§ RECORDED DATA:
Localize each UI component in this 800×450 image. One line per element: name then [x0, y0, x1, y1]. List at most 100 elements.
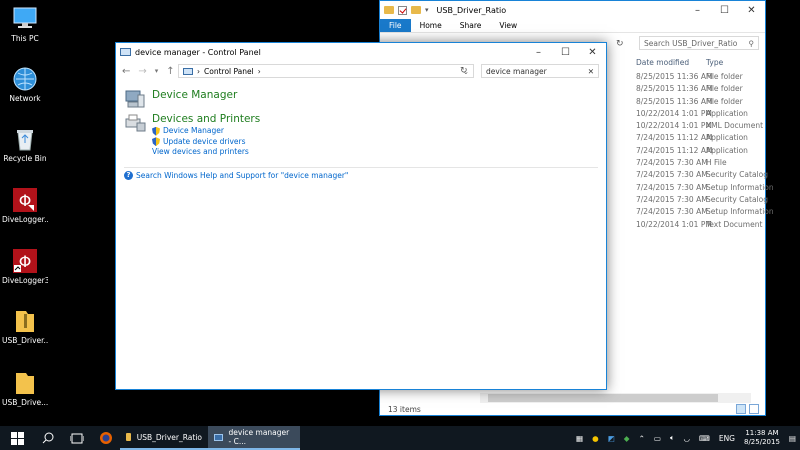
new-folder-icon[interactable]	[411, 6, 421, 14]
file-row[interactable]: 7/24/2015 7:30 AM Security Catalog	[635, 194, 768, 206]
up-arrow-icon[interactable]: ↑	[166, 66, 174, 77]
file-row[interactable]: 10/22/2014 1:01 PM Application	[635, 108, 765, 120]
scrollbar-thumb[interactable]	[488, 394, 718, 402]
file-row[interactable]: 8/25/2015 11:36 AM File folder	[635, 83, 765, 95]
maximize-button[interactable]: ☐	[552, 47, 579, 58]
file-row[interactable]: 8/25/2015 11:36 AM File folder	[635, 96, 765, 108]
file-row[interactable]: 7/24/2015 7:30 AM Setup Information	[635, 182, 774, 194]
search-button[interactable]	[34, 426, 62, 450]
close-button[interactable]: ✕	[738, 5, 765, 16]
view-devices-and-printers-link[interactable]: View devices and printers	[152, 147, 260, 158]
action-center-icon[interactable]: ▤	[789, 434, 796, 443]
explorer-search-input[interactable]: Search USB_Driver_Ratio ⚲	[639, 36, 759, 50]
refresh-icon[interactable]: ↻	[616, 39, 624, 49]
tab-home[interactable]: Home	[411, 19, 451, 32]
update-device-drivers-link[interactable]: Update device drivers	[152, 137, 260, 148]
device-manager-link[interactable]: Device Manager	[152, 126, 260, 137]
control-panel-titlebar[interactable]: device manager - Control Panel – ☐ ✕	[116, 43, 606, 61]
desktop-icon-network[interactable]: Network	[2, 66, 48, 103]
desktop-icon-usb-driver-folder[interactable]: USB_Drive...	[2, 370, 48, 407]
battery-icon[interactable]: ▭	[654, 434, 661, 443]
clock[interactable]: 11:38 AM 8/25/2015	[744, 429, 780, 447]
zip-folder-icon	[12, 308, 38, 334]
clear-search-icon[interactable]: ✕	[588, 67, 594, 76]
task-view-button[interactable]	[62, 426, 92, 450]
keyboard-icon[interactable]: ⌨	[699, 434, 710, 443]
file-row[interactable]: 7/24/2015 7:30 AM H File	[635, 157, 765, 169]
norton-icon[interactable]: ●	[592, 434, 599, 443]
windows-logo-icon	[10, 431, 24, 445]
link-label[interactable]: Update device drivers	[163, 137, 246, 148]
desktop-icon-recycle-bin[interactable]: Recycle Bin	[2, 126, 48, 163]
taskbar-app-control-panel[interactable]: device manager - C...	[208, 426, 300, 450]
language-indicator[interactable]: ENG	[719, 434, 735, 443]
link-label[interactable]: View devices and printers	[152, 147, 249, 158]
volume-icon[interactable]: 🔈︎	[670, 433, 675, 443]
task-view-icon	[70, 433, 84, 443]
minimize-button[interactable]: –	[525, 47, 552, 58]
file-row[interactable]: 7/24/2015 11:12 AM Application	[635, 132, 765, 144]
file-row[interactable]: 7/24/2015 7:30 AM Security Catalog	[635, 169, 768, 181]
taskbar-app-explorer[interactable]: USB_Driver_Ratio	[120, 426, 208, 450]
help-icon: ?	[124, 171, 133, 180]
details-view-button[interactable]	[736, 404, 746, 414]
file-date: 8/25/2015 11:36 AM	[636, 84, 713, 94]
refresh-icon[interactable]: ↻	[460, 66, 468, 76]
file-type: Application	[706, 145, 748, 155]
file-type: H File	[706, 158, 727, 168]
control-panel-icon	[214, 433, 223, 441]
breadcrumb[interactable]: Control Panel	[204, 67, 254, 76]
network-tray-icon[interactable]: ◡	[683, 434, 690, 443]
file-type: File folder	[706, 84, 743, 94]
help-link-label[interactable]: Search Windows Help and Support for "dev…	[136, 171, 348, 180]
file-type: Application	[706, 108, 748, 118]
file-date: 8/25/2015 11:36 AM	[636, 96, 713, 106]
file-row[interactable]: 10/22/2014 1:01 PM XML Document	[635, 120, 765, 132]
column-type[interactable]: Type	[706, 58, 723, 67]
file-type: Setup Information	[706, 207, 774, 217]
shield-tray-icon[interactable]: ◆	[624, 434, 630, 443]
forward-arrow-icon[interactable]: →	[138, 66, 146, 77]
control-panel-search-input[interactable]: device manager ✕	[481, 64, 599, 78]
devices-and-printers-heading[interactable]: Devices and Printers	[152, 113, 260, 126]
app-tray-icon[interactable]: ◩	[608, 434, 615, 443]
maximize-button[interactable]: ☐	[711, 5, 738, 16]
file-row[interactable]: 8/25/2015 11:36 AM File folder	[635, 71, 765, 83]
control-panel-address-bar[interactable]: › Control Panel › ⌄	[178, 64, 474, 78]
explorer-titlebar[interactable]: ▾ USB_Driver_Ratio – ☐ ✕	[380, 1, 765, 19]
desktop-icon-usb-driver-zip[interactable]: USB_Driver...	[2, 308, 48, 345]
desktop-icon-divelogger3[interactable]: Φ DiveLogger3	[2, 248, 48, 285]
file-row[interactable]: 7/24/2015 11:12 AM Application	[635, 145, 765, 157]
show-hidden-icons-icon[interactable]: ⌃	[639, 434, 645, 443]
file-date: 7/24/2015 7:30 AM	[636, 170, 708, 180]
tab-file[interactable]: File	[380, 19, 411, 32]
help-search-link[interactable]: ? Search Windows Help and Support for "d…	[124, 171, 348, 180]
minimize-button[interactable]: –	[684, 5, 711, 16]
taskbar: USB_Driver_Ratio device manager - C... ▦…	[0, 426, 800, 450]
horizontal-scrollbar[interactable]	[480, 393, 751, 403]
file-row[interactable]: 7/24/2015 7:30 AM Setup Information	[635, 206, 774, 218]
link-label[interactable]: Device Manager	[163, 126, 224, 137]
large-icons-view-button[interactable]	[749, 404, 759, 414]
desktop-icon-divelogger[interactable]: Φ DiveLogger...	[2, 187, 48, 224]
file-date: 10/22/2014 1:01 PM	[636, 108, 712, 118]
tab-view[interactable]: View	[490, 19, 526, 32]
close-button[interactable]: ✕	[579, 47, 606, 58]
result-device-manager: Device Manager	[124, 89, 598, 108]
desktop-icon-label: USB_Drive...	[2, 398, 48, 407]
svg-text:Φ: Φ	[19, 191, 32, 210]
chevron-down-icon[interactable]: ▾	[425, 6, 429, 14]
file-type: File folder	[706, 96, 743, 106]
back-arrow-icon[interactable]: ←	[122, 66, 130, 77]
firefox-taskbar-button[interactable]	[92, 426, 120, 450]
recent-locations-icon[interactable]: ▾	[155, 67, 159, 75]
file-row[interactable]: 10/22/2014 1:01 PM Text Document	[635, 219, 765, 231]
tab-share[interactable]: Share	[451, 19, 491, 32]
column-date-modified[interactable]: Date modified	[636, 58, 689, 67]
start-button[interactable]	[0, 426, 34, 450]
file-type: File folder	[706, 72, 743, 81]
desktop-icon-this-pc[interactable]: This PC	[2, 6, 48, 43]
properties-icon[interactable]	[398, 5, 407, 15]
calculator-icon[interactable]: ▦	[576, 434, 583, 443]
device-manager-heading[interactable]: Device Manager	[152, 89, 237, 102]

==

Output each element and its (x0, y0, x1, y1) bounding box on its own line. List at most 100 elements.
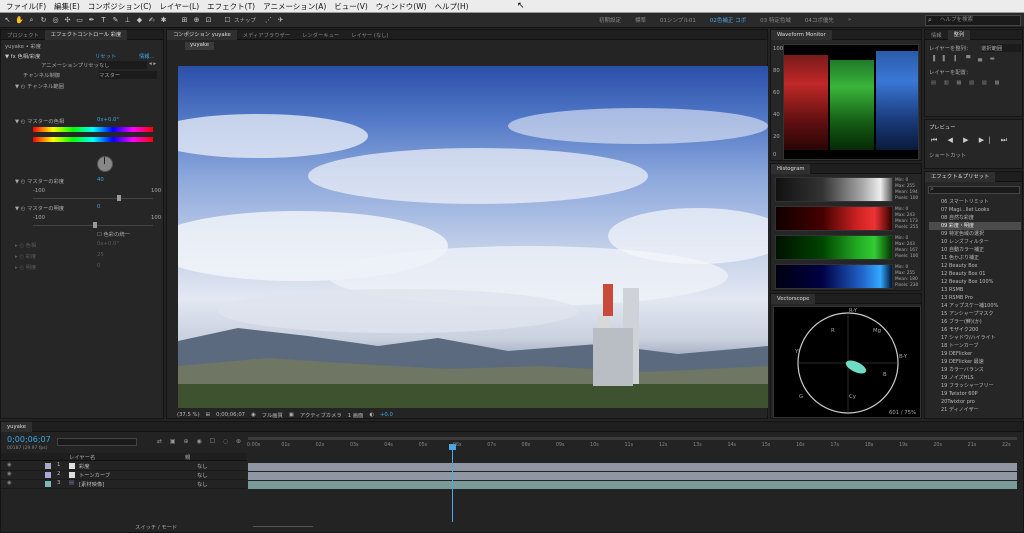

§ DESCRIPTION OF THE TASK: In the data from the line that contains "Localize each UI" through the line that contains "426, 92, 450]", substitute "file-entry" for every "file-row" and write those lines out again with everything else unchanged, leaving out the pictures.

§ SOLUTION FOR THIS PROBLEM:
Localize each UI component in this 800×450 image. One line per element: name then [x0, y0, x1, y1]. List at most 100 elements.
new-folder-icon[interactable]	[411, 6, 421, 14]
file-entry[interactable]: 7/24/2015 7:30 AM Security Catalog	[635, 194, 768, 206]
up-arrow-icon[interactable]: ↑	[166, 66, 174, 77]
file-entry[interactable]: 10/22/2014 1:01 PM Application	[635, 108, 765, 120]
scrollbar-thumb[interactable]	[488, 394, 718, 402]
file-entry[interactable]: 8/25/2015 11:36 AM File folder	[635, 83, 765, 95]
maximize-button[interactable]: ☐	[552, 47, 579, 58]
file-entry[interactable]: 8/25/2015 11:36 AM File folder	[635, 96, 765, 108]
file-entry[interactable]: 7/24/2015 7:30 AM Setup Information	[635, 182, 774, 194]
search-button[interactable]	[34, 426, 62, 450]
close-button[interactable]: ✕	[738, 5, 765, 16]
view-devices-and-printers-link[interactable]: View devices and printers	[152, 147, 260, 158]
action-center-icon[interactable]: ▤	[789, 434, 796, 443]
explorer-search-input[interactable]: Search USB_Driver_Ratio ⚲	[639, 36, 759, 50]
refresh-icon[interactable]: ↻	[616, 39, 624, 49]
tab-home[interactable]: Home	[411, 19, 451, 32]
update-device-drivers-link[interactable]: Update device drivers	[152, 137, 260, 148]
device-manager-link[interactable]: Device Manager	[152, 126, 260, 137]
control-panel-titlebar[interactable]: device manager - Control Panel – ☐ ✕	[116, 43, 606, 61]
desktop-icon-network[interactable]: Network	[2, 66, 48, 103]
desktop-icon-usb-driver-folder[interactable]: USB_Drive...	[2, 370, 48, 407]
battery-icon[interactable]: ▭	[654, 434, 661, 443]
clock[interactable]: 11:38 AM 8/25/2015	[744, 429, 780, 447]
zip-folder-icon	[12, 308, 38, 334]
clear-search-icon[interactable]: ✕	[588, 67, 594, 76]
task-view-button[interactable]	[62, 426, 92, 450]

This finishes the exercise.